Explorer le contenu.
A. D'après l'extrait de page, à quel moment a lieu ce dernier entretien ?
B. Reproduisez fidèlement le passage de l'extrait de page qui commence par les mots contenant "ENTRETIEN XXII ET" et s'achève sur "Dieu qu'aux hommes.".

Extrait de page.
########################################
ENTRETIEN XXII ET DERNIER'.

Le jour de S. Etienne au soir, la surveille de sa mort, apres avoir souhaité le bon soir à ses cheres filles, il leur dit.

Mes cheres Filles, je viens icy pour vous dire le dernier adieu, et m'entretenir ce peu avec vous, parce que le monde et la Cour m'ont derobé tout le reste du temps. Enfin, mes cheres Filles, il s'en faut aller. Je viens finir la consolation que j'ay receuë jusqu'à present avec vous. Avons-nous rien plus à dire? Il est vray que les filles ont tousjours beaucoup de repliques : il est mieux de parler à Dieu qu'aux hommes.

A quoy la Superieure ayant respondu, que si elle vouloit parler à luy, c'estoit pour apprendre comment il falloit parler à Dieu :

Eh bien, dit-il, l'amour propre se servira de ce pretexte; ne faisons point de preface. Qu'y a-t'il à dire? Et sur les demandes que luy firent ses cheres filles, il leur donna de tres-bons avis sur la maniere que les Superieures se doivent comporter envers les inferieures, et reciproquement les inferieures envers les Superieures; de la façon qu'on se doit gouverner au desir ou refus des charges en Religion et ce fut à ce propos-là qu'il leur dit qu'il estoit tousjours mieux de ne rien demander et de ne rien refuser, mais de se tenir tousjours prest pour faire l'obeyssance.

1 On a reuni ici cet Entretien pour la premiere fois. Il est tiré des Opuscules de S. François de Sales, 3 vol. in-12, Paris, Hérissant, 1762, II* Partie, pag. 296. (Edit. de Blaise.)
########################################
Informations fournies.
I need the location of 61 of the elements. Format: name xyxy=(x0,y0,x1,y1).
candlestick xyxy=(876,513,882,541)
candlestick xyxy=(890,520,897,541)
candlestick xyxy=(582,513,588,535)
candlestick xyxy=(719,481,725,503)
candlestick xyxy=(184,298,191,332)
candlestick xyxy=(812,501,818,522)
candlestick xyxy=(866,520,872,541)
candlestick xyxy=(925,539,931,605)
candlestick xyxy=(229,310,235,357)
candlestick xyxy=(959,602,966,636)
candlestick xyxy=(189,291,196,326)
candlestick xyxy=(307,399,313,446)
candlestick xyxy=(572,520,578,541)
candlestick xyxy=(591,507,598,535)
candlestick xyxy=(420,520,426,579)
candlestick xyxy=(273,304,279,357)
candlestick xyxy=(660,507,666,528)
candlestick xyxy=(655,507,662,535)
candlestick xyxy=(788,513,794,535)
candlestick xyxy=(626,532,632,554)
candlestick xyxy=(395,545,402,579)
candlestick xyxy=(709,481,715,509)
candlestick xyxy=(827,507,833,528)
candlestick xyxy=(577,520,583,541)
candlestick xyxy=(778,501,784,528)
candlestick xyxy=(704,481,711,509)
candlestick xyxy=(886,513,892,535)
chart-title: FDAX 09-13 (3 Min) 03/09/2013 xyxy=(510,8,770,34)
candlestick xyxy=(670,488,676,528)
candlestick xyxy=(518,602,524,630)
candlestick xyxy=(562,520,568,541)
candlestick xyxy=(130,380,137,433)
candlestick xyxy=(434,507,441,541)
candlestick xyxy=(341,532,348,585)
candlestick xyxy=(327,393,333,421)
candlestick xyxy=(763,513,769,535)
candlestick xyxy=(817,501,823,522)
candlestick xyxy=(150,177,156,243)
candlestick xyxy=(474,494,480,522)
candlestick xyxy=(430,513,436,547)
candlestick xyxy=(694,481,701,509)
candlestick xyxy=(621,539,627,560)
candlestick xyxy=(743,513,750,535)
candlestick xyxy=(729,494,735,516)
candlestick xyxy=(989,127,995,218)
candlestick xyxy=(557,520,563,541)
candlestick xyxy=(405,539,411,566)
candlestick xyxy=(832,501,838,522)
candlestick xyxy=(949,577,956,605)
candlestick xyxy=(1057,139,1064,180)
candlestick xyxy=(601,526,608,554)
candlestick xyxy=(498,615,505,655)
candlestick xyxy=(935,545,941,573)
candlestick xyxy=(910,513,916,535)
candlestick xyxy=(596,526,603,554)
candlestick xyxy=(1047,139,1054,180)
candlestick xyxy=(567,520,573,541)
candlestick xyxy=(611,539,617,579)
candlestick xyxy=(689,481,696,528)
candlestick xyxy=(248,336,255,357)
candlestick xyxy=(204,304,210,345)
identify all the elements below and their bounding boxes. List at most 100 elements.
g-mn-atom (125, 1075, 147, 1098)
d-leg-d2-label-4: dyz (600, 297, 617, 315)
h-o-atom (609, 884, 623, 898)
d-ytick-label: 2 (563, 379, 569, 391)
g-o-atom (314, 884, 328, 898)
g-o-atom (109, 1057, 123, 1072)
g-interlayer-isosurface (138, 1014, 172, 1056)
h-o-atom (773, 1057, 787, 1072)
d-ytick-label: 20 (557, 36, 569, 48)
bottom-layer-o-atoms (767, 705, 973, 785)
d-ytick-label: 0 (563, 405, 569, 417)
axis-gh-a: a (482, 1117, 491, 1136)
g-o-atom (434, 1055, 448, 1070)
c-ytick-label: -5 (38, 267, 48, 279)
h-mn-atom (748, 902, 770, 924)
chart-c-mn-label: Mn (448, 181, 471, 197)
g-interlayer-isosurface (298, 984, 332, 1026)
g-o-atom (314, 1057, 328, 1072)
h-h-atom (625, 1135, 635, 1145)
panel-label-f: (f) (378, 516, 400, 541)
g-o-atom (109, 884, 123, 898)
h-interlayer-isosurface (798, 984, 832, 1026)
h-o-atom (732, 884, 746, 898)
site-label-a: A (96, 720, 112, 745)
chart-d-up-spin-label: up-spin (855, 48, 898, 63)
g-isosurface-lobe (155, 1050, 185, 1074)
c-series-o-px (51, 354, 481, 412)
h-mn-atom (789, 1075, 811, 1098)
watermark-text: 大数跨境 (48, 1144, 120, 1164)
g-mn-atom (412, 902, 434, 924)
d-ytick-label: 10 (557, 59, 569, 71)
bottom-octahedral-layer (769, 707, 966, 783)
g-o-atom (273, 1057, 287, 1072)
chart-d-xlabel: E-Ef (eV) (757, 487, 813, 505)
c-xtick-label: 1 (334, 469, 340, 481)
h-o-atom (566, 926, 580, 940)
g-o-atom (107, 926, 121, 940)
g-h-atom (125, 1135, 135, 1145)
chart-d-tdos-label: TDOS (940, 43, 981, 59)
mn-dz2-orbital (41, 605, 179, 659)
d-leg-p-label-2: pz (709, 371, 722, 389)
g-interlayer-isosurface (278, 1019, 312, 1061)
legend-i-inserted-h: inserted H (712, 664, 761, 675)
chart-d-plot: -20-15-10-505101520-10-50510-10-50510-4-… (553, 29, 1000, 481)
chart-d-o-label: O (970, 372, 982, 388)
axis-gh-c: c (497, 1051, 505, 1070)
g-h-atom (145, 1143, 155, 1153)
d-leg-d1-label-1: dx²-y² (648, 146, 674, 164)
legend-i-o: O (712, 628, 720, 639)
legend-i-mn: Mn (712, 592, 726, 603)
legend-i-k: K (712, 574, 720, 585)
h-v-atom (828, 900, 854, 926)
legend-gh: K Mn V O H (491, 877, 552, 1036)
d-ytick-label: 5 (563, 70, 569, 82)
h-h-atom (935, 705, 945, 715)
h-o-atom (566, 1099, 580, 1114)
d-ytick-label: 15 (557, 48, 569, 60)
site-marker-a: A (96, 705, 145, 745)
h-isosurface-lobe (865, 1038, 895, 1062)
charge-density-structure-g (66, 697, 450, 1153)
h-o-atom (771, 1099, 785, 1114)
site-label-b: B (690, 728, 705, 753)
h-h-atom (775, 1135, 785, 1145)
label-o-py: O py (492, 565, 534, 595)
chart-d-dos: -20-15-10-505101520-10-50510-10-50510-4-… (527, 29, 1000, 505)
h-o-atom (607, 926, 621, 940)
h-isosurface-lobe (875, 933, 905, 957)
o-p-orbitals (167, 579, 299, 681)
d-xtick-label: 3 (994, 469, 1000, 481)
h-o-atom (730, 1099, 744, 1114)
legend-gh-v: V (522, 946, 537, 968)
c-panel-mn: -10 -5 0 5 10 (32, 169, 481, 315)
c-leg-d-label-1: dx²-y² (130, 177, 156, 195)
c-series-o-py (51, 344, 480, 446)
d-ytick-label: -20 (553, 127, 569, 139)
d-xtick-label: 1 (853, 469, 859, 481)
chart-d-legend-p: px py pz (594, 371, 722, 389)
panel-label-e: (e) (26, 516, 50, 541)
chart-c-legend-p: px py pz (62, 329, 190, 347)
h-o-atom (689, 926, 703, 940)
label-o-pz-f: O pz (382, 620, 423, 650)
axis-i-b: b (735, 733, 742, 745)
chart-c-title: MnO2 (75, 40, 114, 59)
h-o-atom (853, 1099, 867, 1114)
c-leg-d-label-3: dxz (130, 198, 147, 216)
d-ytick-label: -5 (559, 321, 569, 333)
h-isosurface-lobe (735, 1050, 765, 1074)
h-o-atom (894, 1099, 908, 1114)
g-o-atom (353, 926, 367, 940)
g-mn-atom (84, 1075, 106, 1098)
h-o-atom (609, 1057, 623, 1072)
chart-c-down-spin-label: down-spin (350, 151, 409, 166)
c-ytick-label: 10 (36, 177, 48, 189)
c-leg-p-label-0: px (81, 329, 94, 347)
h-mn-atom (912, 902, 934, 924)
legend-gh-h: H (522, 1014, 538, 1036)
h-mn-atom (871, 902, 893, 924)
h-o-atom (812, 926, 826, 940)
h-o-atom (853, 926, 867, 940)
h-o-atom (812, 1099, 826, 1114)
########################################
Liste des réponses.
A. Le jour de S. Etienne au soir, la surveille de sa mort.

B.
ENTRETIEN XXII ET DERNIER'.

Le jour de S. Etienne au soir, la surveille de sa mort, apres avoir souhaité le bon soir à ses cheres filles, il leur dit.

Mes cheres Filles, je viens icy pour vous dire le dernier adieu, et m'entretenir ce peu avec vous, parce que le monde et la Cour m'ont derobé tout le reste du temps. Enfin, mes cheres Filles, il s'en faut aller. Je viens finir la consolation que j'ay receuë jusqu'à present avec vous. Avons-nous rien plus à dire? Il est vray que les filles ont tousjours beaucoup de repliques : il est mieux de parler à Dieu qu'aux hommes.